[Dataset records on visual material]
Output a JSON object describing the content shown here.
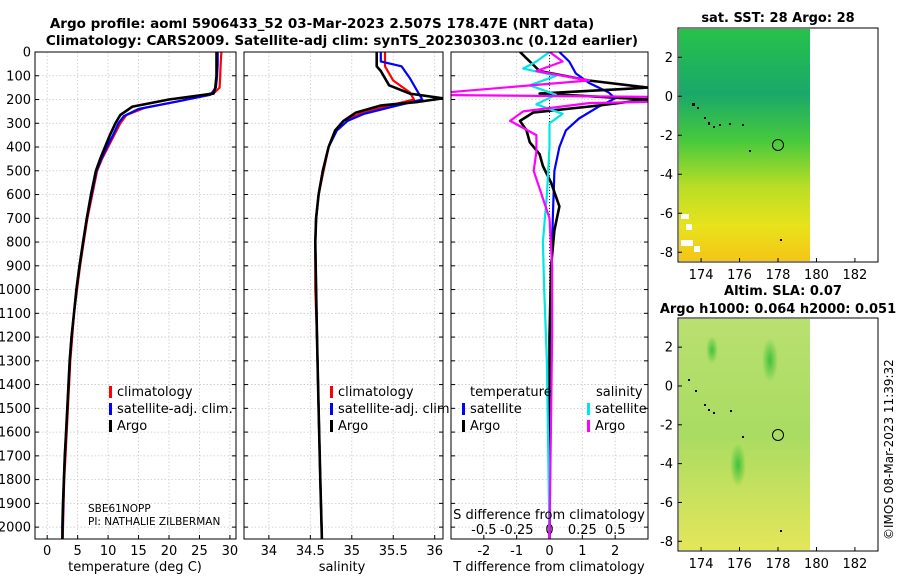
{
  "header": {
    "title_line1": "Argo profile: aoml 5906433_52 03-Mar-2023 2.507S 178.47E (NRT data)",
    "title_line2": "Climatology: CARS2009. Satellite-adj clim: synTS_20230303.nc (0.12d earlier)"
  },
  "colors": {
    "climatology": "#ff0000",
    "satellite_adj": "#0000ff",
    "argo": "#000000",
    "sal_satellite": "#00e5e5",
    "sal_argo": "#ff00ff"
  },
  "watermark": "©IMOS 08-Mar-2023 11:39:32",
  "chart_data": [
    {
      "id": "temperature",
      "type": "line",
      "xlabel": "temperature (deg C)",
      "xlim": [
        -2,
        31
      ],
      "ylim": [
        2050,
        0
      ],
      "xticks": [
        0,
        5,
        10,
        15,
        20,
        25,
        30
      ],
      "xtick_labels": [
        "0",
        "5",
        "10",
        "15",
        "20",
        "25",
        "30"
      ],
      "yticks": [
        0,
        100,
        200,
        300,
        400,
        500,
        600,
        700,
        800,
        900,
        1000,
        1100,
        1200,
        1300,
        1400,
        1500,
        1600,
        1700,
        1800,
        1900,
        2000
      ],
      "ytick_labels": [
        "0",
        "100",
        "200",
        "300",
        "400",
        "500",
        "600",
        "700",
        "800",
        "900",
        "1000",
        "1100",
        "1200",
        "1300",
        "1400",
        "1500",
        "1600",
        "1700",
        "1800",
        "1900",
        "2000"
      ],
      "grid": true,
      "legend": [
        "climatology",
        "satellite-adj. clim.",
        "Argo"
      ],
      "annotation": [
        "SBE61NOPP",
        "PI: NATHALIE ZILBERMAN"
      ],
      "series": [
        {
          "name": "climatology",
          "color": "#ff0000",
          "points": [
            [
              28.6,
              0
            ],
            [
              28.5,
              40
            ],
            [
              28.4,
              100
            ],
            [
              28.3,
              150
            ],
            [
              27.5,
              170
            ],
            [
              22,
              205
            ],
            [
              16,
              235
            ],
            [
              13,
              265
            ],
            [
              12,
              300
            ],
            [
              11,
              350
            ],
            [
              10,
              400
            ],
            [
              9,
              450
            ],
            [
              8.2,
              500
            ],
            [
              7.4,
              600
            ],
            [
              6.6,
              700
            ],
            [
              6,
              800
            ],
            [
              5.4,
              900
            ],
            [
              4.9,
              1000
            ],
            [
              4.4,
              1100
            ],
            [
              4.1,
              1200
            ],
            [
              3.8,
              1300
            ],
            [
              3.6,
              1400
            ],
            [
              3.4,
              1500
            ],
            [
              3.2,
              1600
            ],
            [
              3.0,
              1700
            ],
            [
              2.8,
              1800
            ],
            [
              2.7,
              1900
            ],
            [
              2.6,
              2000
            ],
            [
              2.55,
              2050
            ]
          ]
        },
        {
          "name": "satellite-adj. clim.",
          "color": "#0000ff",
          "points": [
            [
              28.0,
              0
            ],
            [
              28.0,
              50
            ],
            [
              27.9,
              100
            ],
            [
              27.7,
              150
            ],
            [
              26.8,
              180
            ],
            [
              21,
              210
            ],
            [
              15,
              240
            ],
            [
              12.6,
              270
            ],
            [
              11.7,
              300
            ],
            [
              10.8,
              350
            ],
            [
              9.8,
              400
            ],
            [
              8.9,
              450
            ],
            [
              8.1,
              500
            ],
            [
              7.3,
              600
            ],
            [
              6.5,
              700
            ],
            [
              5.9,
              800
            ],
            [
              5.3,
              900
            ],
            [
              4.8,
              1000
            ],
            [
              4.4,
              1100
            ],
            [
              4.0,
              1200
            ],
            [
              3.7,
              1300
            ],
            [
              3.5,
              1400
            ],
            [
              3.3,
              1500
            ],
            [
              3.1,
              1600
            ],
            [
              2.9,
              1700
            ],
            [
              2.75,
              1800
            ],
            [
              2.65,
              1900
            ],
            [
              2.55,
              2000
            ],
            [
              2.5,
              2050
            ]
          ]
        },
        {
          "name": "Argo",
          "color": "#000000",
          "points": [
            [
              27.8,
              0
            ],
            [
              27.8,
              50
            ],
            [
              27.8,
              100
            ],
            [
              27.6,
              150
            ],
            [
              27.3,
              175
            ],
            [
              20,
              200
            ],
            [
              14,
              230
            ],
            [
              12,
              265
            ],
            [
              11.2,
              300
            ],
            [
              10.3,
              350
            ],
            [
              9.5,
              400
            ],
            [
              8.7,
              450
            ],
            [
              8.0,
              500
            ],
            [
              7.2,
              600
            ],
            [
              6.5,
              700
            ],
            [
              5.9,
              800
            ],
            [
              5.3,
              900
            ],
            [
              4.8,
              1000
            ],
            [
              4.4,
              1100
            ],
            [
              4.0,
              1200
            ],
            [
              3.7,
              1300
            ],
            [
              3.5,
              1400
            ],
            [
              3.3,
              1500
            ],
            [
              3.1,
              1600
            ],
            [
              2.9,
              1700
            ],
            [
              2.75,
              1800
            ],
            [
              2.6,
              1900
            ],
            [
              2.5,
              2000
            ],
            [
              2.5,
              2050
            ]
          ]
        }
      ]
    },
    {
      "id": "salinity",
      "type": "line",
      "xlabel": "salinity",
      "xlim": [
        33.7,
        36.1
      ],
      "ylim": [
        2050,
        0
      ],
      "xticks": [
        34,
        34.5,
        35,
        35.5,
        36
      ],
      "xtick_labels": [
        "34",
        "34.5",
        "35",
        "35.5",
        "36"
      ],
      "grid": true,
      "legend": [
        "climatology",
        "satellite-adj. clim.",
        "Argo"
      ],
      "series": [
        {
          "name": "climatology",
          "color": "#ff0000",
          "points": [
            [
              35.4,
              0
            ],
            [
              35.4,
              60
            ],
            [
              35.5,
              120
            ],
            [
              35.7,
              170
            ],
            [
              35.75,
              200
            ],
            [
              35.4,
              230
            ],
            [
              35.1,
              260
            ],
            [
              34.9,
              290
            ],
            [
              34.8,
              330
            ],
            [
              34.72,
              400
            ],
            [
              34.66,
              500
            ],
            [
              34.6,
              600
            ],
            [
              34.57,
              700
            ],
            [
              34.56,
              800
            ],
            [
              34.56,
              1000
            ],
            [
              34.58,
              1200
            ],
            [
              34.6,
              1500
            ],
            [
              34.62,
              1800
            ],
            [
              34.64,
              2050
            ]
          ]
        },
        {
          "name": "satellite-adj. clim.",
          "color": "#0000ff",
          "points": [
            [
              35.35,
              0
            ],
            [
              35.35,
              40
            ],
            [
              35.6,
              60
            ],
            [
              35.7,
              110
            ],
            [
              35.8,
              170
            ],
            [
              35.85,
              200
            ],
            [
              35.5,
              230
            ],
            [
              35.15,
              260
            ],
            [
              34.95,
              290
            ],
            [
              34.82,
              330
            ],
            [
              34.72,
              400
            ],
            [
              34.65,
              500
            ],
            [
              34.6,
              600
            ],
            [
              34.57,
              700
            ],
            [
              34.56,
              800
            ],
            [
              34.57,
              1000
            ],
            [
              34.58,
              1200
            ],
            [
              34.6,
              1500
            ],
            [
              34.62,
              1800
            ],
            [
              34.64,
              2050
            ]
          ]
        },
        {
          "name": "Argo",
          "color": "#000000",
          "points": [
            [
              35.3,
              0
            ],
            [
              35.3,
              20
            ],
            [
              35.3,
              60
            ],
            [
              35.35,
              80
            ],
            [
              35.45,
              140
            ],
            [
              35.7,
              175
            ],
            [
              36.1,
              195
            ],
            [
              35.8,
              210
            ],
            [
              35.35,
              225
            ],
            [
              35.05,
              255
            ],
            [
              34.9,
              290
            ],
            [
              34.8,
              330
            ],
            [
              34.72,
              400
            ],
            [
              34.65,
              500
            ],
            [
              34.6,
              600
            ],
            [
              34.57,
              700
            ],
            [
              34.56,
              800
            ],
            [
              34.57,
              1000
            ],
            [
              34.58,
              1200
            ],
            [
              34.6,
              1500
            ],
            [
              34.62,
              1800
            ],
            [
              34.64,
              2050
            ]
          ]
        }
      ]
    },
    {
      "id": "difference",
      "type": "line",
      "xlabel": "T difference from climatology",
      "xlabel2": "S difference from climatology",
      "xlim": [
        -3,
        3
      ],
      "ylim": [
        2050,
        0
      ],
      "xticks": [
        -2,
        -1,
        0,
        1,
        2
      ],
      "xtick_labels": [
        "-2",
        "-1",
        "0",
        "1",
        "2"
      ],
      "sticks": [
        -0.5,
        -0.25,
        0,
        0.25,
        0.5
      ],
      "stick_labels": [
        "-0.5",
        "-0.25",
        "0",
        "0.25",
        "0.5"
      ],
      "legend_temperature_title": "temperature",
      "legend_salinity_title": "salinity",
      "legend_temperature": [
        "satellite",
        "Argo"
      ],
      "legend_salinity": [
        "satellite",
        "Argo"
      ],
      "series": [
        {
          "name": "T satellite",
          "color": "#0000ff",
          "points": [
            [
              0.3,
              0
            ],
            [
              0.6,
              40
            ],
            [
              0.8,
              90
            ],
            [
              1.2,
              130
            ],
            [
              1.8,
              170
            ],
            [
              2.0,
              195
            ],
            [
              1.5,
              230
            ],
            [
              0.9,
              280
            ],
            [
              0.5,
              330
            ],
            [
              0.3,
              400
            ],
            [
              0.15,
              500
            ],
            [
              0.1,
              700
            ],
            [
              0.05,
              1000
            ],
            [
              0.02,
              1500
            ],
            [
              0,
              2050
            ]
          ]
        },
        {
          "name": "T Argo",
          "color": "#000000",
          "points": [
            [
              -0.9,
              0
            ],
            [
              -0.6,
              40
            ],
            [
              -0.3,
              80
            ],
            [
              1.2,
              120
            ],
            [
              3.0,
              150
            ],
            [
              -0.3,
              175
            ],
            [
              3.0,
              200
            ],
            [
              1.5,
              225
            ],
            [
              -0.5,
              255
            ],
            [
              -0.9,
              290
            ],
            [
              -0.7,
              330
            ],
            [
              -0.6,
              380
            ],
            [
              -0.3,
              430
            ],
            [
              -0.2,
              480
            ],
            [
              0.05,
              550
            ],
            [
              0.3,
              650
            ],
            [
              0.15,
              750
            ],
            [
              0.05,
              900
            ],
            [
              0,
              1200
            ],
            [
              0,
              2050
            ]
          ]
        },
        {
          "name": "S satellite",
          "color": "#00e5e5",
          "points": [
            [
              0,
              0
            ],
            [
              -0.1,
              40
            ],
            [
              -0.2,
              70
            ],
            [
              0.05,
              100
            ],
            [
              -0.15,
              140
            ],
            [
              0.05,
              180
            ],
            [
              -0.1,
              220
            ],
            [
              0.1,
              260
            ],
            [
              0,
              300
            ],
            [
              0,
              400
            ],
            [
              -0.02,
              600
            ],
            [
              -0.05,
              800
            ],
            [
              -0.04,
              1000
            ],
            [
              -0.02,
              1300
            ],
            [
              0,
              2050
            ]
          ]
        },
        {
          "name": "S Argo",
          "color": "#ff00ff",
          "points": [
            [
              0,
              0
            ],
            [
              0.1,
              40
            ],
            [
              -0.1,
              80
            ],
            [
              0.3,
              120
            ],
            [
              -1.0,
              180
            ],
            [
              2.0,
              195
            ],
            [
              0.3,
              215
            ],
            [
              -0.2,
              250
            ],
            [
              -0.3,
              290
            ],
            [
              -0.1,
              350
            ],
            [
              -0.1,
              420
            ],
            [
              -0.12,
              500
            ],
            [
              -0.06,
              600
            ],
            [
              0,
              700
            ],
            [
              0.02,
              900
            ],
            [
              0.02,
              1200
            ],
            [
              0,
              2050
            ]
          ]
        }
      ]
    }
  ],
  "maps": {
    "sst": {
      "title": "sat. SST: 28 Argo: 28",
      "xticks": [
        "174",
        "176",
        "178",
        "180",
        "182"
      ],
      "yticks": [
        "2",
        "0",
        "-2",
        "-4",
        "-6",
        "-8"
      ]
    },
    "sla": {
      "title1": "Altim. SLA: 0.07",
      "title2": "Argo h1000: 0.064 h2000: 0.051",
      "xticks": [
        "174",
        "176",
        "178",
        "180",
        "182"
      ],
      "yticks": [
        "2",
        "0",
        "-2",
        "-4",
        "-6",
        "-8"
      ]
    }
  }
}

■ **Task directions**
Give solely the number of lines in the data that contain the string "from".

■ **Full output**
2